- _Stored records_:
►
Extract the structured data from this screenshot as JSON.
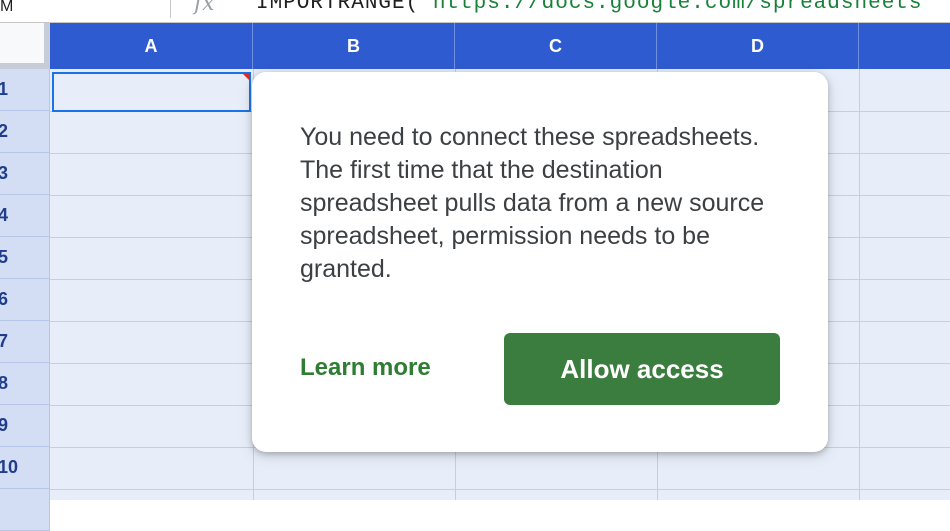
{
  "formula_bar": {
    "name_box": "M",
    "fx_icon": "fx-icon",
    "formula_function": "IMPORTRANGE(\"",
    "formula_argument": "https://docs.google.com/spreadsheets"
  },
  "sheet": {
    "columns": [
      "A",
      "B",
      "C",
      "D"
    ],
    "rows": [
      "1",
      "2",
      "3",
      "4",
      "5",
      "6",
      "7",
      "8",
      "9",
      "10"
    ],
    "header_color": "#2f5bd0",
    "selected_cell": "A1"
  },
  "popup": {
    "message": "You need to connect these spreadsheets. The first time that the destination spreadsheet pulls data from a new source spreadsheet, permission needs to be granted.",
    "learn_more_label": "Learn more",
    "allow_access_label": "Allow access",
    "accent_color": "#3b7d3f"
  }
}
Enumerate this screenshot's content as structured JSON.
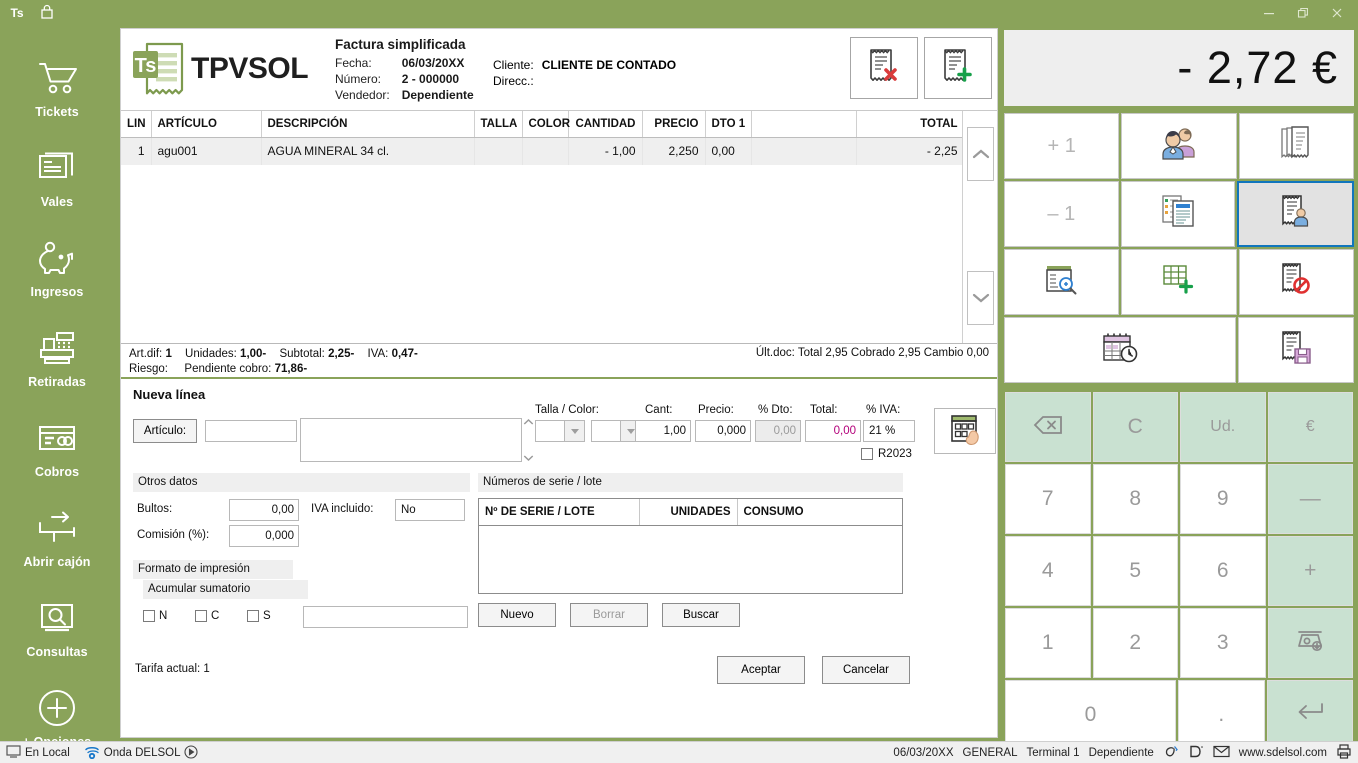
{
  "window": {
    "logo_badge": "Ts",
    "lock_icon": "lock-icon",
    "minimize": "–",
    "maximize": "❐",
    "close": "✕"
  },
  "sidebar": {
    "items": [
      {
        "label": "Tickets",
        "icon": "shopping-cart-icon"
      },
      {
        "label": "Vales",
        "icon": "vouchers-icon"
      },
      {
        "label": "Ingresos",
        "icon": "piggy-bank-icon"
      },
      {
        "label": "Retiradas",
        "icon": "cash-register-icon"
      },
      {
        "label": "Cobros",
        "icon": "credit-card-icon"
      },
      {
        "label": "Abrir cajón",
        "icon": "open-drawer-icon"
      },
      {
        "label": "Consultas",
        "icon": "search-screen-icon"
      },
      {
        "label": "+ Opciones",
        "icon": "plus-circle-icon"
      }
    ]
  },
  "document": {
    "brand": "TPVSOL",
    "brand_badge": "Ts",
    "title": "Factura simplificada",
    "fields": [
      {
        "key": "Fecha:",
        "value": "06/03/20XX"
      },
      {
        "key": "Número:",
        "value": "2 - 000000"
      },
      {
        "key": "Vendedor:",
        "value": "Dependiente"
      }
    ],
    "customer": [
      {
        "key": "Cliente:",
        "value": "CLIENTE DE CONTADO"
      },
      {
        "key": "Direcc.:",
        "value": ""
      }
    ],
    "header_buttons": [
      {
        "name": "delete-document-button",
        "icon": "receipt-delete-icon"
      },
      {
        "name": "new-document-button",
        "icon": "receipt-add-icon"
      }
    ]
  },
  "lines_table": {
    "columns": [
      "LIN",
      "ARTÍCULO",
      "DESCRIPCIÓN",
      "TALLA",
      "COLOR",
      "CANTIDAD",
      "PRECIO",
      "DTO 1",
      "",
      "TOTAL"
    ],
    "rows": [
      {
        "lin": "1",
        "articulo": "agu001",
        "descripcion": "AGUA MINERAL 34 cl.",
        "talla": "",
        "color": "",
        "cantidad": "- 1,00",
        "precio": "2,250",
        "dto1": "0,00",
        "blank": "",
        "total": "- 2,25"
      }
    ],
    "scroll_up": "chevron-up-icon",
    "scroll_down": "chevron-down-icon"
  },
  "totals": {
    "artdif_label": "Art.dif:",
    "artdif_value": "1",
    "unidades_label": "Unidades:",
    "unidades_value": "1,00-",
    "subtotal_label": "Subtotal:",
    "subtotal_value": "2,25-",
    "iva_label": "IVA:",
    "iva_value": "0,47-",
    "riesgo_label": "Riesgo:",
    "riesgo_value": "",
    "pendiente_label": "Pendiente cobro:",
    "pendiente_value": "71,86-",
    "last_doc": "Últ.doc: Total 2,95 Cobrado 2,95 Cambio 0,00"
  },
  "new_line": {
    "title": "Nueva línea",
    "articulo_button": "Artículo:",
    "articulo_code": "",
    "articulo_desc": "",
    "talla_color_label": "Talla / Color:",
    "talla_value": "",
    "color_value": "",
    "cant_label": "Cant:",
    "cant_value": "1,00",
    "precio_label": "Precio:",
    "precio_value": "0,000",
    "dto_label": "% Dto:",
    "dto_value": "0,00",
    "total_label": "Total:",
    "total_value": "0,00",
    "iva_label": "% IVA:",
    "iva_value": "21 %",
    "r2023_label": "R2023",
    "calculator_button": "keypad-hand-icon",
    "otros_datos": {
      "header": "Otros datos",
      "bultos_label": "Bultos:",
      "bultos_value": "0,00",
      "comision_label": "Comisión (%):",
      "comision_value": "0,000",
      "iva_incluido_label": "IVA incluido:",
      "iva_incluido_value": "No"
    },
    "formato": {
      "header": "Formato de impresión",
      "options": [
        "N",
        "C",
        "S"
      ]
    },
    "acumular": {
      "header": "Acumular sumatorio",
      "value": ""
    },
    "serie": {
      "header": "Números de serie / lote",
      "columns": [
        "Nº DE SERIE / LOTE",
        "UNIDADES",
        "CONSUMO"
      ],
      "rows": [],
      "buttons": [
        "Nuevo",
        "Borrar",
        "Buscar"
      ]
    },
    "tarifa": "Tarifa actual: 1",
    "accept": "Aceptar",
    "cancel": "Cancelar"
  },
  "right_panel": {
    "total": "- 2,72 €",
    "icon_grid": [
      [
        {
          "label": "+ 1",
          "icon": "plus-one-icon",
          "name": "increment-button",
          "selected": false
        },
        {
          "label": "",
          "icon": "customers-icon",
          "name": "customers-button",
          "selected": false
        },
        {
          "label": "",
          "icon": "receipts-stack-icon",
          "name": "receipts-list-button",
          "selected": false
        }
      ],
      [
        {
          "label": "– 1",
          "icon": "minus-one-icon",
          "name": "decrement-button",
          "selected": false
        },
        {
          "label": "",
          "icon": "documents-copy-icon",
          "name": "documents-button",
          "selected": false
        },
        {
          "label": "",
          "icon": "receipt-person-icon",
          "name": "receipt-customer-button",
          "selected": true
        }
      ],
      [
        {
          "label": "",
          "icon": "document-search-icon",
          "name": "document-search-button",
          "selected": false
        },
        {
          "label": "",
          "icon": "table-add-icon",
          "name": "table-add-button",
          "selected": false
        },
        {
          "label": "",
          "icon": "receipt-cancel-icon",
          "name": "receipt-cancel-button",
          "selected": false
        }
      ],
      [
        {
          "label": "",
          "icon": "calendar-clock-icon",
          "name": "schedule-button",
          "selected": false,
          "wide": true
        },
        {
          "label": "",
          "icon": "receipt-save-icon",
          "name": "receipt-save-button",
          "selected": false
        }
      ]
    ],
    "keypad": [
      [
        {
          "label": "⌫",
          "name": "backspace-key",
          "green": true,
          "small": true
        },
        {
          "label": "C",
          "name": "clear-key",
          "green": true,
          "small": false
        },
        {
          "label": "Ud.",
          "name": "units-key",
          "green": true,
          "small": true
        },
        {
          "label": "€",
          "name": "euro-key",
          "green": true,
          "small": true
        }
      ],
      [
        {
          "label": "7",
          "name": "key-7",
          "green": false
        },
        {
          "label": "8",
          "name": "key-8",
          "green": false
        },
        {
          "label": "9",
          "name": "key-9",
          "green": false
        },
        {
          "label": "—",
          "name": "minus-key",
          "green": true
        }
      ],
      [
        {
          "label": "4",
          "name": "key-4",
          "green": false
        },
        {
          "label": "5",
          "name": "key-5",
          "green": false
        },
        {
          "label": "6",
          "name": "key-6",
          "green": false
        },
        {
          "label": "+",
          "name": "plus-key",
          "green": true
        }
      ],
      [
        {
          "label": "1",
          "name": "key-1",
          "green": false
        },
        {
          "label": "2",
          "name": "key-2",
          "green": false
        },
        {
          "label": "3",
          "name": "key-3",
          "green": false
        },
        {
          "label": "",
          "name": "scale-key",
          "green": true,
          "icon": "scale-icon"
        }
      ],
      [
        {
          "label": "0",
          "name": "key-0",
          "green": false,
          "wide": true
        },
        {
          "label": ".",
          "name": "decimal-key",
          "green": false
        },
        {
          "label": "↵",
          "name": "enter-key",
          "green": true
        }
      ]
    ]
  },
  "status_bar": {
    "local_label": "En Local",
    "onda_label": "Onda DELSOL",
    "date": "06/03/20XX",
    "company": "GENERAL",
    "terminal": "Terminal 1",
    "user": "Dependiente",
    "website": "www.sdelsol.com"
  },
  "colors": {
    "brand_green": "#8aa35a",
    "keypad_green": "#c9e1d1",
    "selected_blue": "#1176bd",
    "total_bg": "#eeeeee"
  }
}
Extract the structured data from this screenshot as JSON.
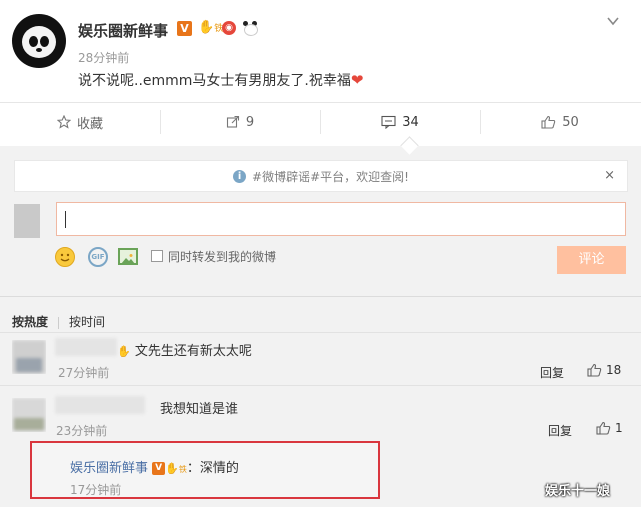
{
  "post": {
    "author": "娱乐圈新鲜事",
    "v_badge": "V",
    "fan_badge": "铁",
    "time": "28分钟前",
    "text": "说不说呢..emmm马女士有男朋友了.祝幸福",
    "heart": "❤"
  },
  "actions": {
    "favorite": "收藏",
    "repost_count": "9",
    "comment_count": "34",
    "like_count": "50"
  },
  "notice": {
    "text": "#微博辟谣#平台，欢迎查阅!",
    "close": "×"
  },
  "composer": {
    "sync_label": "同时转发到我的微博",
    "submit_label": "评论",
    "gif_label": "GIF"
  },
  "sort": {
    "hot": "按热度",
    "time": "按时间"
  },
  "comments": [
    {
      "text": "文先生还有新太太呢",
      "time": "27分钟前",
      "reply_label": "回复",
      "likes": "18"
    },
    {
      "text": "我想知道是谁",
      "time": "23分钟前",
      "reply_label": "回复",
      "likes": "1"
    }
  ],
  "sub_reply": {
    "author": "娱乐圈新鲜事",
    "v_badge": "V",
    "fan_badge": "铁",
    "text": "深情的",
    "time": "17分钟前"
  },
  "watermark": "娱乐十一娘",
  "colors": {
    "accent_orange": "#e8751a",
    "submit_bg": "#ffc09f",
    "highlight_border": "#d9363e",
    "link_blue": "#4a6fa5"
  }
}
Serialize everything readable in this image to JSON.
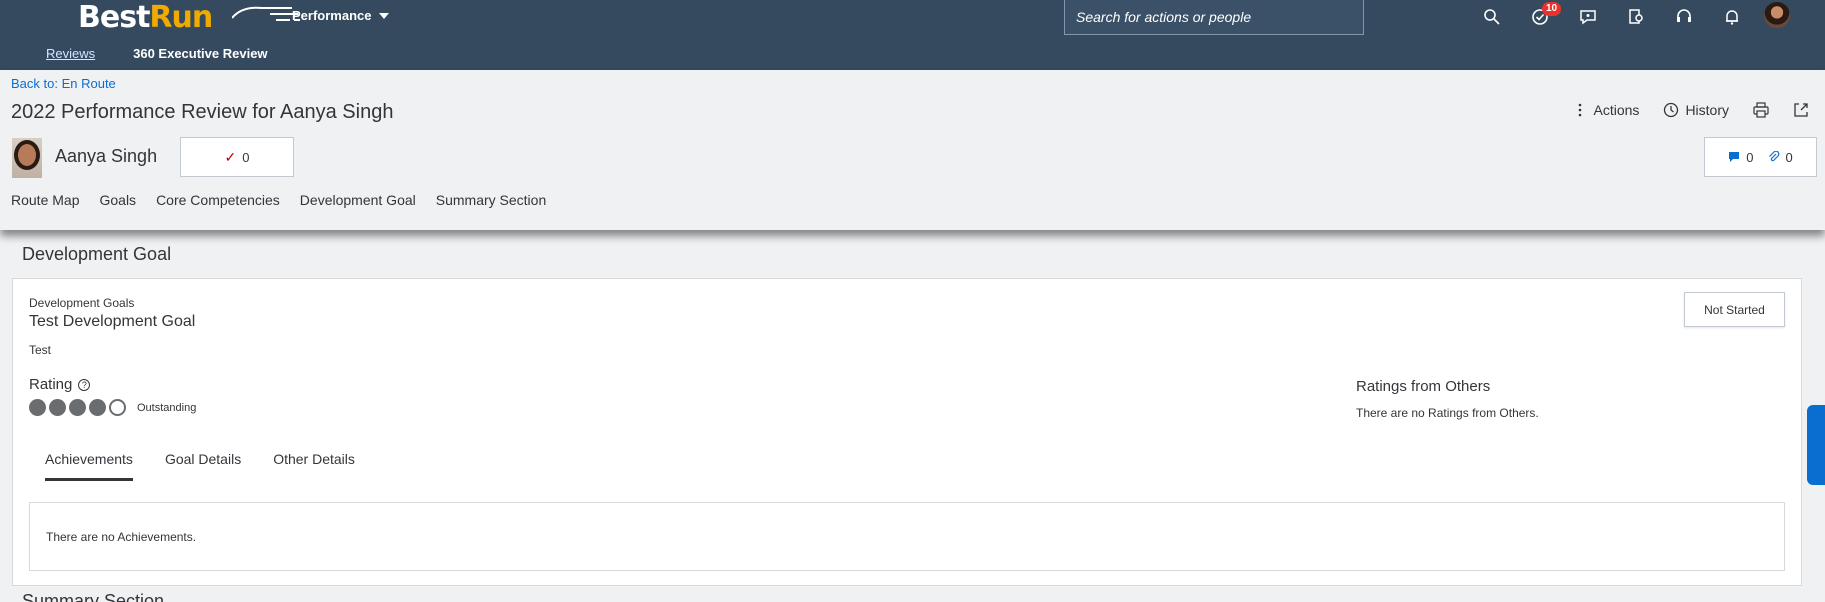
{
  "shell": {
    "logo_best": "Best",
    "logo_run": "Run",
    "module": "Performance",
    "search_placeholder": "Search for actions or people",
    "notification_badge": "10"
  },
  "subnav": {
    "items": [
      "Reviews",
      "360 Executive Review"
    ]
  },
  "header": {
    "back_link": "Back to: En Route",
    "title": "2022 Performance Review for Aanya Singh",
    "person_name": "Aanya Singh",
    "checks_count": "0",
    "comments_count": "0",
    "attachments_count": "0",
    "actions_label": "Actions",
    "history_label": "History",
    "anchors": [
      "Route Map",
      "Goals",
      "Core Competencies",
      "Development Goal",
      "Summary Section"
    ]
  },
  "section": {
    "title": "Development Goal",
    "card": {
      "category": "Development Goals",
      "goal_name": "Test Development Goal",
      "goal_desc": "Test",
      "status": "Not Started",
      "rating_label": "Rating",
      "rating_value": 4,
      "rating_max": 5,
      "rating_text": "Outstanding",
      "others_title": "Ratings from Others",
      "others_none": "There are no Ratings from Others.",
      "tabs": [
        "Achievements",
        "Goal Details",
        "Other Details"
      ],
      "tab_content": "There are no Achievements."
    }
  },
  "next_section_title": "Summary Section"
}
◄
- _GOAL_: In the records above, collect each line with "Summary".

- _THE ANSWER_:
      "Summary Section"
  "next_section_title": "Summary Section"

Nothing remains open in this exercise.